#### AVAILABLE RECORDS
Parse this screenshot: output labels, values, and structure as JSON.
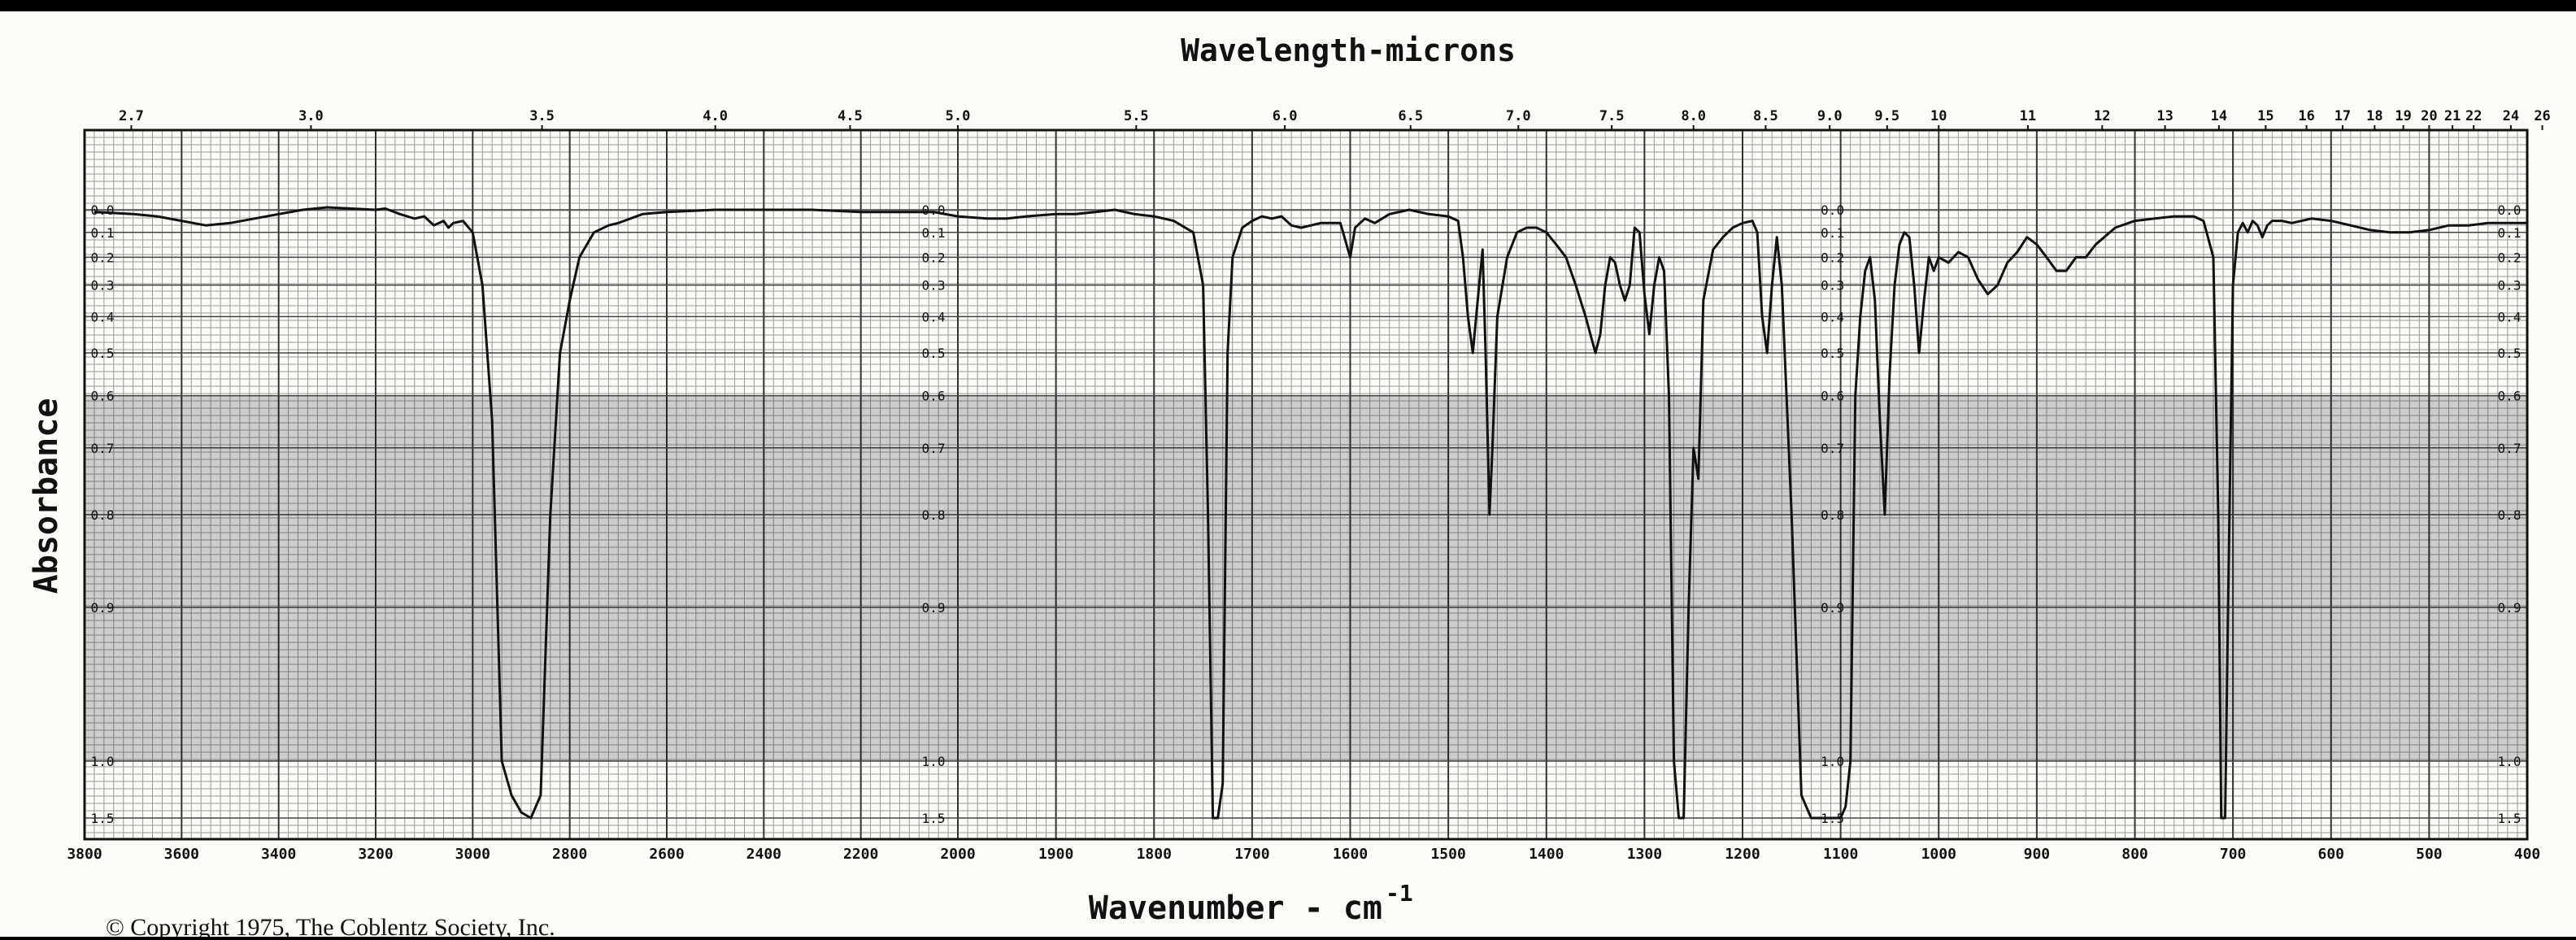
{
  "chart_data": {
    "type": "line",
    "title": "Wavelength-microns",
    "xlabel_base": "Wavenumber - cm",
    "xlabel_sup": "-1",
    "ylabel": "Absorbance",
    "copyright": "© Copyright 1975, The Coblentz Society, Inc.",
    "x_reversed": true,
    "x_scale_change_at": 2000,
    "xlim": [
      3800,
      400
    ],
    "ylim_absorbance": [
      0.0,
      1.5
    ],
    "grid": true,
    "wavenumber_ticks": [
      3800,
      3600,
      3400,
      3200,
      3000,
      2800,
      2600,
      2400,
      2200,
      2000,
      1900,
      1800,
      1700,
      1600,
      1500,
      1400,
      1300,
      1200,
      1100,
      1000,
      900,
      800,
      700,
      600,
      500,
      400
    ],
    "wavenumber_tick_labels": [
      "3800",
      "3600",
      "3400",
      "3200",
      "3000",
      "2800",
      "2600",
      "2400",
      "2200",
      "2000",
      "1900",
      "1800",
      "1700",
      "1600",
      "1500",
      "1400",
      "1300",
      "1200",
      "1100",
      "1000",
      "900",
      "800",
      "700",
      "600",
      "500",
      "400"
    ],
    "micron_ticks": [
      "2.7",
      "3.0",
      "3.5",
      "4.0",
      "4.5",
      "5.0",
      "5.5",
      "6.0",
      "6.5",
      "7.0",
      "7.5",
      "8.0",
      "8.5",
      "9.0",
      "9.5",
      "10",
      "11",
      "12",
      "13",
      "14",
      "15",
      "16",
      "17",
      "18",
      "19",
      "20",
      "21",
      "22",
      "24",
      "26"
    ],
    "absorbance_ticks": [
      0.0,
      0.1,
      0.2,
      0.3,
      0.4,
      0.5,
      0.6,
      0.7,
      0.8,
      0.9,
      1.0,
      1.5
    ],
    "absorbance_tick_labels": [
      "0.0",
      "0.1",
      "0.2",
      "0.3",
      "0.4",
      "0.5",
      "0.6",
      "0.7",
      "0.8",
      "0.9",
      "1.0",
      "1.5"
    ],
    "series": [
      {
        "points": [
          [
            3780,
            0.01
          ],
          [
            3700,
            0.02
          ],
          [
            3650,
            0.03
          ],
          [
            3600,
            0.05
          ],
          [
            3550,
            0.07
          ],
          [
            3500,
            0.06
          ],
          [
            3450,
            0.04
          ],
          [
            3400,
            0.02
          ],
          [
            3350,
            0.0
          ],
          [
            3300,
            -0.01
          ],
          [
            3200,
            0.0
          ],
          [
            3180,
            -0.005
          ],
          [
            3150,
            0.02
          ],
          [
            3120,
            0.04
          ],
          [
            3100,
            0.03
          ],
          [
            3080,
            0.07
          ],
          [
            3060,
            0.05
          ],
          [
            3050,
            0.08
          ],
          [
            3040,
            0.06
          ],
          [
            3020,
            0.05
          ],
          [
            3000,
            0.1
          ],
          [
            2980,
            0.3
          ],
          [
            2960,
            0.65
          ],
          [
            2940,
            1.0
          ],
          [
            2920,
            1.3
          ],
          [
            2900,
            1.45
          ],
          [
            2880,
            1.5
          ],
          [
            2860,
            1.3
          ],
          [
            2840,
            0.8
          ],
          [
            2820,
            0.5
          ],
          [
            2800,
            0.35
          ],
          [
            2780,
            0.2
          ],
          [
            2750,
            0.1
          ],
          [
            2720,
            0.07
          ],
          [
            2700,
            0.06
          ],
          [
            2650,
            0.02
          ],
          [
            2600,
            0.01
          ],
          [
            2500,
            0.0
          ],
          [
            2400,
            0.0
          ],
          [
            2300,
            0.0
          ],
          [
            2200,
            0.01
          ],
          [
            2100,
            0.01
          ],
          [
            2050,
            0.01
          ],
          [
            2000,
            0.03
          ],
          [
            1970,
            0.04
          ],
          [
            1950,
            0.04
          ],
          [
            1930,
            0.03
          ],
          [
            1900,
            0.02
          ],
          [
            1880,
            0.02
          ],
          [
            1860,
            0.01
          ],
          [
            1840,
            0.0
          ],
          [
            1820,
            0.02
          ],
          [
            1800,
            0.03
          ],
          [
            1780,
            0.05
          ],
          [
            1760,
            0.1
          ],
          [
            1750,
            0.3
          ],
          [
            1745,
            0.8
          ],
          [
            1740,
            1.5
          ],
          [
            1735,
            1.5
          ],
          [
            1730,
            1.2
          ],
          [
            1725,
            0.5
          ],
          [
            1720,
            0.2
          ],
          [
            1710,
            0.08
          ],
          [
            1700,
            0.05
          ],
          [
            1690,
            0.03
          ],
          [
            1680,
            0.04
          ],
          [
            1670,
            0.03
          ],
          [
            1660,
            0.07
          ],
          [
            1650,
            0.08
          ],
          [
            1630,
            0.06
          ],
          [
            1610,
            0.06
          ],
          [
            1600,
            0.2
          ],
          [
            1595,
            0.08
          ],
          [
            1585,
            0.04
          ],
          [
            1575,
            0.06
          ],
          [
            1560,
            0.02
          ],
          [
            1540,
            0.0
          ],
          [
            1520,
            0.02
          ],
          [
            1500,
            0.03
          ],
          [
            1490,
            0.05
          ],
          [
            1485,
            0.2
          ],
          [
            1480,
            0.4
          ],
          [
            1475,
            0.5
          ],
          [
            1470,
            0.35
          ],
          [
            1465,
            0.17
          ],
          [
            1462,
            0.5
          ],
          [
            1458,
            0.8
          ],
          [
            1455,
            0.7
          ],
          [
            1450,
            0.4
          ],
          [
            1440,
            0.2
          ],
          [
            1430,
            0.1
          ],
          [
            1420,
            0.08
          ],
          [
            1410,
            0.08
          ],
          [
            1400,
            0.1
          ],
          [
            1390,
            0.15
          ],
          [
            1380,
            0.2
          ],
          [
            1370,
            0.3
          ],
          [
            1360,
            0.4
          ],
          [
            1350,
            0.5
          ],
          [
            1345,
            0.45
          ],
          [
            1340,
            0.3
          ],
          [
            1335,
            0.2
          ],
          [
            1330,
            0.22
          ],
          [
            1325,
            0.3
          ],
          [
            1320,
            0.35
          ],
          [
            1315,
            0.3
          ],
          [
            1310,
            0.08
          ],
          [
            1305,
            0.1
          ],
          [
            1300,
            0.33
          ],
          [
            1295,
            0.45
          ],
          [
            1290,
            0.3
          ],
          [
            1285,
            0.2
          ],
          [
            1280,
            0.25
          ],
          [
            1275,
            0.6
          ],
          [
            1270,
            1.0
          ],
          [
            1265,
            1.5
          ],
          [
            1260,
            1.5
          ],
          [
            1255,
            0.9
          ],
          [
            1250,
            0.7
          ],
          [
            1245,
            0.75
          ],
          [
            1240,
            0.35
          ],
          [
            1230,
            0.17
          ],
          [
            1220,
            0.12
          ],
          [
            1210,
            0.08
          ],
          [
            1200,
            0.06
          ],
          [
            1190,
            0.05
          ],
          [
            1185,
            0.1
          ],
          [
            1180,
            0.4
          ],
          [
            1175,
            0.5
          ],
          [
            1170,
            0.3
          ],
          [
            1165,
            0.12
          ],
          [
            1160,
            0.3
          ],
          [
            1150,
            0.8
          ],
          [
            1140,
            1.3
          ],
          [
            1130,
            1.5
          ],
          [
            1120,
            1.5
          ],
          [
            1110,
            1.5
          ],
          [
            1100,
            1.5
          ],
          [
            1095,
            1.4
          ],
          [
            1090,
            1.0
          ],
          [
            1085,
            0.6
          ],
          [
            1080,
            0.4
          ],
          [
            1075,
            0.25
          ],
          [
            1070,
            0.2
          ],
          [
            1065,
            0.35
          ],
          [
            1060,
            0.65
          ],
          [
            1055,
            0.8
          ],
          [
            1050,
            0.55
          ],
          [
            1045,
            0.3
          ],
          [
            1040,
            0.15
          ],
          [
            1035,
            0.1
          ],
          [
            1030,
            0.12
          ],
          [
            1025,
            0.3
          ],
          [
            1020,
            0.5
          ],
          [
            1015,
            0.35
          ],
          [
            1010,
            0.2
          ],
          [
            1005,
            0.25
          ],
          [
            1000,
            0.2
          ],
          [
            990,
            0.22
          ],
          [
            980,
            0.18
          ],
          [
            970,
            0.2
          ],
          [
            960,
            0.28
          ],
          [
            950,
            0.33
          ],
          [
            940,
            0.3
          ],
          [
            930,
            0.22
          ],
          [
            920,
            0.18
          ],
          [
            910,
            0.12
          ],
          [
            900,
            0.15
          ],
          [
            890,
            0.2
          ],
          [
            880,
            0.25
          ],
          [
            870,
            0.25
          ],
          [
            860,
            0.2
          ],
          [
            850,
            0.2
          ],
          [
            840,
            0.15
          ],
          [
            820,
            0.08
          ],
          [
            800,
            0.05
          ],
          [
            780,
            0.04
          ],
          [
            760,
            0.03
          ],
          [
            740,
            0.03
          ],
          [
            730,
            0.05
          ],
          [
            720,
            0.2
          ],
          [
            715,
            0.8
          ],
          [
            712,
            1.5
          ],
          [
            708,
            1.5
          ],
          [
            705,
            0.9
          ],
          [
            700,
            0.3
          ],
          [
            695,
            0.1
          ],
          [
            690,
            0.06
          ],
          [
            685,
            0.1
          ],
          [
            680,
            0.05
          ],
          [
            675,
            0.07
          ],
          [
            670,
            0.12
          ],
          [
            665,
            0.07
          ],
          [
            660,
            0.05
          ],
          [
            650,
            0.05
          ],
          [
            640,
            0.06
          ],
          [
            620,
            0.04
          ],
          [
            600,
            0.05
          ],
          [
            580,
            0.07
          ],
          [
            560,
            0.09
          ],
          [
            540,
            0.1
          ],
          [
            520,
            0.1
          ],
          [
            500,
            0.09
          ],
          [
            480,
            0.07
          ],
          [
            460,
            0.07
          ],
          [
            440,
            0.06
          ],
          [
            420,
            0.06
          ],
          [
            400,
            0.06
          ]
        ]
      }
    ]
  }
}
########
#### AVAILABLE RECORDS
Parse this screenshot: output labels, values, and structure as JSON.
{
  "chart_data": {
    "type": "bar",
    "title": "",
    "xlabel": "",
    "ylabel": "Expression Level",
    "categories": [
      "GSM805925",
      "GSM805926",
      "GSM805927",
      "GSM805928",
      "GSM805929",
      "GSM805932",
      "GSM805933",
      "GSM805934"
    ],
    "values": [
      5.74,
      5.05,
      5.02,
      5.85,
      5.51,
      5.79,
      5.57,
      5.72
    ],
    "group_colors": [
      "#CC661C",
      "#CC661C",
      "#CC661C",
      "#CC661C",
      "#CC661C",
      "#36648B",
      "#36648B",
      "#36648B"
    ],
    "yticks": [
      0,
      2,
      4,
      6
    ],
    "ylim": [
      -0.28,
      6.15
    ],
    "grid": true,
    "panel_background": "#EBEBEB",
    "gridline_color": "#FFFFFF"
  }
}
########
GIVEN TASK:
Return each line among the entries that holds the word "ylabel".

TASK RESULT:
    "ylabel": "Absorbance",
    "ylabel": "Expression Level",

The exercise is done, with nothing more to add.